▶ _Problem requirements_: Decide whether each statement agrees with the following text on the puzzling word in the 1999 A Christmas Carol, answering yes or no and quoting the deciding words exactly: (a) The TV captioning spells the word "cudiles." (b) Peter Barnes played the charity collector. (c) Andrea Alam e-mailed from New York.

A CHRISTMAS MYSTERY Andrea Alam e-mailed from New Jersey, having
seen the repeat on Christmas Day of the 1999 version of A Christmas
Carol starring Patrick Stewart as Scrooge. Early in the film, two
men come to his office asking for charitable donations:
VISITOR: Is this the office of Scrooge and Marley?
SCROOGE: It is, sir.
VISITOR: May I press your cudiles, Sir?
Ms Alam is understandably puzzled by this word "cudiles", which is
the spelling that is used in the TV captioning, though I hear it
more like "caleels". No such word exists in the English language,
of that I'm pretty sure. Dickens certainly didn't write that line
into his story. What could have been meant?
Was it a slip of the tongue by Edward Petherbridge, the actor who
played the charity collector, which was left uncorrected for some
reason? Did Peter Barnes, who wrote the television script, invent
it to keep us guessing? (I can't ask him, unfortunately, as he died
in 2004.) A person may certainly press another's hand, and Edward
Petherbridge takes his glove off and proffers his hand to Scrooge
as he speaks, but my ingenuity fails in trying to turn "cudiles"

▶ _Information shown_:
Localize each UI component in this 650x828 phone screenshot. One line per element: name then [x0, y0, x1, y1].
--
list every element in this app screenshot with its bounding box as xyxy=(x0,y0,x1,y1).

▶ _Reply to the exercise_:
(a) Yes: "which is the spelling that is used in the TV captioning"
(b) No: "Edward Petherbridge, the actor who played the charity collector"
(c) No: "Andrea Alam e-mailed from New Jersey"